» **Problem requirements**:
Return every record below exactly as written, but leave out the pictures.
-- Start of Supplied material --
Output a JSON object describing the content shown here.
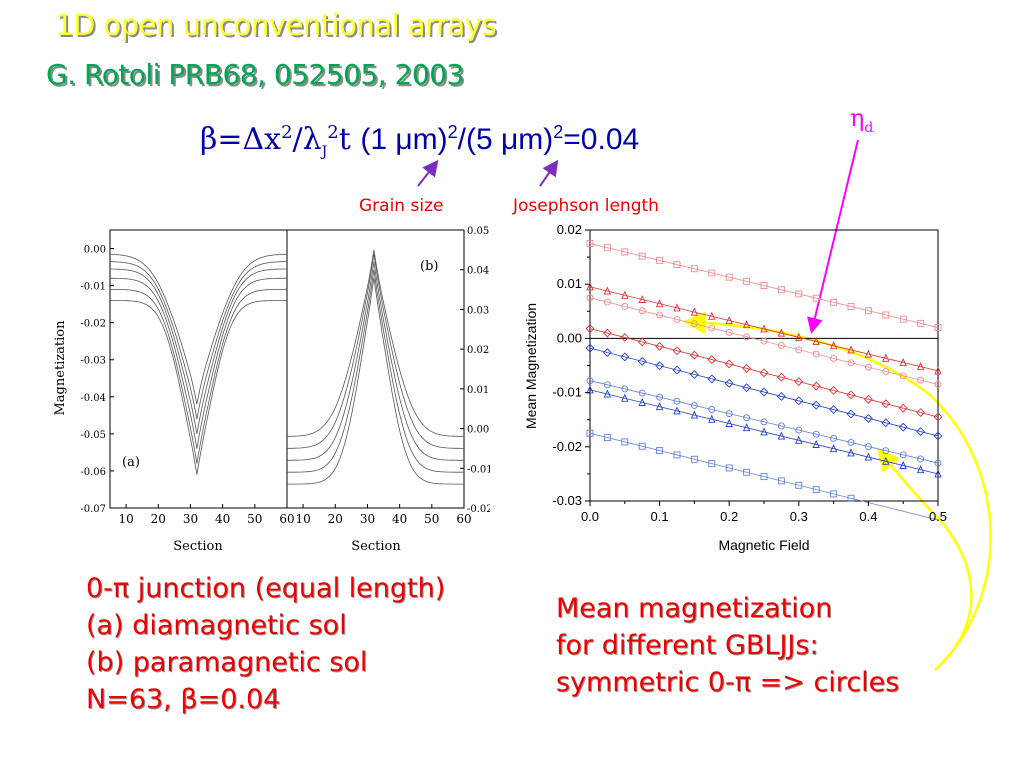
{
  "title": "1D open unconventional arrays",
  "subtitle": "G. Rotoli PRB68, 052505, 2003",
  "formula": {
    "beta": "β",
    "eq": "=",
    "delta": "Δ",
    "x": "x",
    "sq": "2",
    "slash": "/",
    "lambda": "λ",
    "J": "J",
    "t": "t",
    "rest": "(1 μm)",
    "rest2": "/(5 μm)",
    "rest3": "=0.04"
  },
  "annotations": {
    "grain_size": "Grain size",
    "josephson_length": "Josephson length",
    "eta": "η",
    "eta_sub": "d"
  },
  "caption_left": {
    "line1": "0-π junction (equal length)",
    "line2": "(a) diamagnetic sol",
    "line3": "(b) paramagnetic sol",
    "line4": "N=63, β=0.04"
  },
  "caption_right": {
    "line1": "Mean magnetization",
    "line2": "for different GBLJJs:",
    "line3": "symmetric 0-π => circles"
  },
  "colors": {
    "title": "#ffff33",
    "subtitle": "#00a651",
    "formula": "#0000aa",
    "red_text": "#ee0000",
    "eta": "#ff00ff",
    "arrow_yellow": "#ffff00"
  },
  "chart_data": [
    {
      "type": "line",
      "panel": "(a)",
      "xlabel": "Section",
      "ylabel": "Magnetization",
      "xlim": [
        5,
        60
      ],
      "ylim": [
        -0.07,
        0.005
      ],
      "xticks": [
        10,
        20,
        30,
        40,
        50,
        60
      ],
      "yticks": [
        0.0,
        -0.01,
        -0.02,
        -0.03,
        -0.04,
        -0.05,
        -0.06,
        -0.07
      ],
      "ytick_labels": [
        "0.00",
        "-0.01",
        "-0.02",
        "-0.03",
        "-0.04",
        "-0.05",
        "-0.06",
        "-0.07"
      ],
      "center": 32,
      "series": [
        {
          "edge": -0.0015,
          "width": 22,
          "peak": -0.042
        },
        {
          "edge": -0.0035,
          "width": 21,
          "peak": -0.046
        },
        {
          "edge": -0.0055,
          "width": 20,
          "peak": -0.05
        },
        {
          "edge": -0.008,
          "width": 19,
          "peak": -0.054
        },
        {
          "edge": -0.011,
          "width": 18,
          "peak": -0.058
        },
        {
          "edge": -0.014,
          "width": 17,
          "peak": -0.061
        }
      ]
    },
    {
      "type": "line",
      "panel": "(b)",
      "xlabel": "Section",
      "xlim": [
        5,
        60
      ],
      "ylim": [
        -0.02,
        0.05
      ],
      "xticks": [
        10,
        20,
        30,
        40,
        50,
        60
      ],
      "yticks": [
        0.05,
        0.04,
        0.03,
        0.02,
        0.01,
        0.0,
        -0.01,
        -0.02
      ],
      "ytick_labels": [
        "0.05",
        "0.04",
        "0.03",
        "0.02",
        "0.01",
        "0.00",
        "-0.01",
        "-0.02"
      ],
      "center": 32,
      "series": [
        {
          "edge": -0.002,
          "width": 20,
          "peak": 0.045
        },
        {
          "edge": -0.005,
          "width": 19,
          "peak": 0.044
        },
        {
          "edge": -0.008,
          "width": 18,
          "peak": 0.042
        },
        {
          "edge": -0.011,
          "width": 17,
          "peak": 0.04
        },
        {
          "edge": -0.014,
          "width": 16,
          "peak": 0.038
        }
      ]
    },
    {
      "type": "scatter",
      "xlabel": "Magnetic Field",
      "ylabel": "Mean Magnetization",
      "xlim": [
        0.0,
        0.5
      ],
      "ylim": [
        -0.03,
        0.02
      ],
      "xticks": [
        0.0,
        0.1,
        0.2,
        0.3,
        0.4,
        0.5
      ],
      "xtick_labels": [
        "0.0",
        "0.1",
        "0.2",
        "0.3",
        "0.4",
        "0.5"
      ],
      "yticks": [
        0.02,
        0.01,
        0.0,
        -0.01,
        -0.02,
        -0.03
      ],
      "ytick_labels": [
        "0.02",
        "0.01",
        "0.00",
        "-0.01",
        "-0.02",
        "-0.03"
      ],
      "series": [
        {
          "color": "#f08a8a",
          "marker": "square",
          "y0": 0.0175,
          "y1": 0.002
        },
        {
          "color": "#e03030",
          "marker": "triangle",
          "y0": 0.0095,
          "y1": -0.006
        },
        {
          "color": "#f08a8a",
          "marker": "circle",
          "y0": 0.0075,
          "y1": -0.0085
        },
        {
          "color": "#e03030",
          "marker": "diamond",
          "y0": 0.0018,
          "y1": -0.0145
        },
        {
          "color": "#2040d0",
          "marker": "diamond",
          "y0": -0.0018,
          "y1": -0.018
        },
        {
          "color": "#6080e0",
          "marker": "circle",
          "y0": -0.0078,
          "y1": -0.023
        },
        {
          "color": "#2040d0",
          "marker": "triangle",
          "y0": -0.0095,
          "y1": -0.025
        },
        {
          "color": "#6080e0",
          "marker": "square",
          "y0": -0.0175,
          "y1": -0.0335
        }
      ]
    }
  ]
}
-- End of Supplied material --
» **Correct output**:
Output a JSON object describing the content shown here.
{
  "title": "1D open unconventional arrays",
  "subtitle": "G. Rotoli PRB68, 052505, 2003",
  "formula": {
    "beta": "β",
    "eq": "=",
    "delta": "Δ",
    "x": "x",
    "sq": "2",
    "slash": "/",
    "lambda": "λ",
    "J": "J",
    "t": "t",
    "rest": "(1 μm)",
    "rest2": "/(5 μm)",
    "rest3": "=0.04"
  },
  "annotations": {
    "grain_size": "Grain size",
    "josephson_length": "Josephson length",
    "eta": "η",
    "eta_sub": "d"
  },
  "caption_left": {
    "line1": "0-π junction (equal length)",
    "line2": "(a) diamagnetic sol",
    "line3": "(b) paramagnetic sol",
    "line4": "N=63, β=0.04"
  },
  "caption_right": {
    "line1": "Mean magnetization",
    "line2": "for different GBLJJs:",
    "line3": "symmetric 0-π => circles"
  },
  "colors": {
    "title": "#ffff33",
    "subtitle": "#00a651",
    "formula": "#0000aa",
    "red_text": "#ee0000",
    "eta": "#ff00ff",
    "arrow_yellow": "#ffff00"
  },
  "chart_data": [
    {
      "type": "line",
      "panel": "(a)",
      "xlabel": "Section",
      "ylabel": "Magnetization",
      "xlim": [
        5,
        60
      ],
      "ylim": [
        -0.07,
        0.005
      ],
      "xticks": [
        10,
        20,
        30,
        40,
        50,
        60
      ],
      "yticks": [
        0.0,
        -0.01,
        -0.02,
        -0.03,
        -0.04,
        -0.05,
        -0.06,
        -0.07
      ],
      "ytick_labels": [
        "0.00",
        "-0.01",
        "-0.02",
        "-0.03",
        "-0.04",
        "-0.05",
        "-0.06",
        "-0.07"
      ],
      "center": 32,
      "series": [
        {
          "edge": -0.0015,
          "width": 22,
          "peak": -0.042
        },
        {
          "edge": -0.0035,
          "width": 21,
          "peak": -0.046
        },
        {
          "edge": -0.0055,
          "width": 20,
          "peak": -0.05
        },
        {
          "edge": -0.008,
          "width": 19,
          "peak": -0.054
        },
        {
          "edge": -0.011,
          "width": 18,
          "peak": -0.058
        },
        {
          "edge": -0.014,
          "width": 17,
          "peak": -0.061
        }
      ]
    },
    {
      "type": "line",
      "panel": "(b)",
      "xlabel": "Section",
      "xlim": [
        5,
        60
      ],
      "ylim": [
        -0.02,
        0.05
      ],
      "xticks": [
        10,
        20,
        30,
        40,
        50,
        60
      ],
      "yticks": [
        0.05,
        0.04,
        0.03,
        0.02,
        0.01,
        0.0,
        -0.01,
        -0.02
      ],
      "ytick_labels": [
        "0.05",
        "0.04",
        "0.03",
        "0.02",
        "0.01",
        "0.00",
        "-0.01",
        "-0.02"
      ],
      "center": 32,
      "series": [
        {
          "edge": -0.002,
          "width": 20,
          "peak": 0.045
        },
        {
          "edge": -0.005,
          "width": 19,
          "peak": 0.044
        },
        {
          "edge": -0.008,
          "width": 18,
          "peak": 0.042
        },
        {
          "edge": -0.011,
          "width": 17,
          "peak": 0.04
        },
        {
          "edge": -0.014,
          "width": 16,
          "peak": 0.038
        }
      ]
    },
    {
      "type": "scatter",
      "xlabel": "Magnetic Field",
      "ylabel": "Mean Magnetization",
      "xlim": [
        0.0,
        0.5
      ],
      "ylim": [
        -0.03,
        0.02
      ],
      "xticks": [
        0.0,
        0.1,
        0.2,
        0.3,
        0.4,
        0.5
      ],
      "xtick_labels": [
        "0.0",
        "0.1",
        "0.2",
        "0.3",
        "0.4",
        "0.5"
      ],
      "yticks": [
        0.02,
        0.01,
        0.0,
        -0.01,
        -0.02,
        -0.03
      ],
      "ytick_labels": [
        "0.02",
        "0.01",
        "0.00",
        "-0.01",
        "-0.02",
        "-0.03"
      ],
      "series": [
        {
          "color": "#f08a8a",
          "marker": "square",
          "y0": 0.0175,
          "y1": 0.002
        },
        {
          "color": "#e03030",
          "marker": "triangle",
          "y0": 0.0095,
          "y1": -0.006
        },
        {
          "color": "#f08a8a",
          "marker": "circle",
          "y0": 0.0075,
          "y1": -0.0085
        },
        {
          "color": "#e03030",
          "marker": "diamond",
          "y0": 0.0018,
          "y1": -0.0145
        },
        {
          "color": "#2040d0",
          "marker": "diamond",
          "y0": -0.0018,
          "y1": -0.018
        },
        {
          "color": "#6080e0",
          "marker": "circle",
          "y0": -0.0078,
          "y1": -0.023
        },
        {
          "color": "#2040d0",
          "marker": "triangle",
          "y0": -0.0095,
          "y1": -0.025
        },
        {
          "color": "#6080e0",
          "marker": "square",
          "y0": -0.0175,
          "y1": -0.0335
        }
      ]
    }
  ]
}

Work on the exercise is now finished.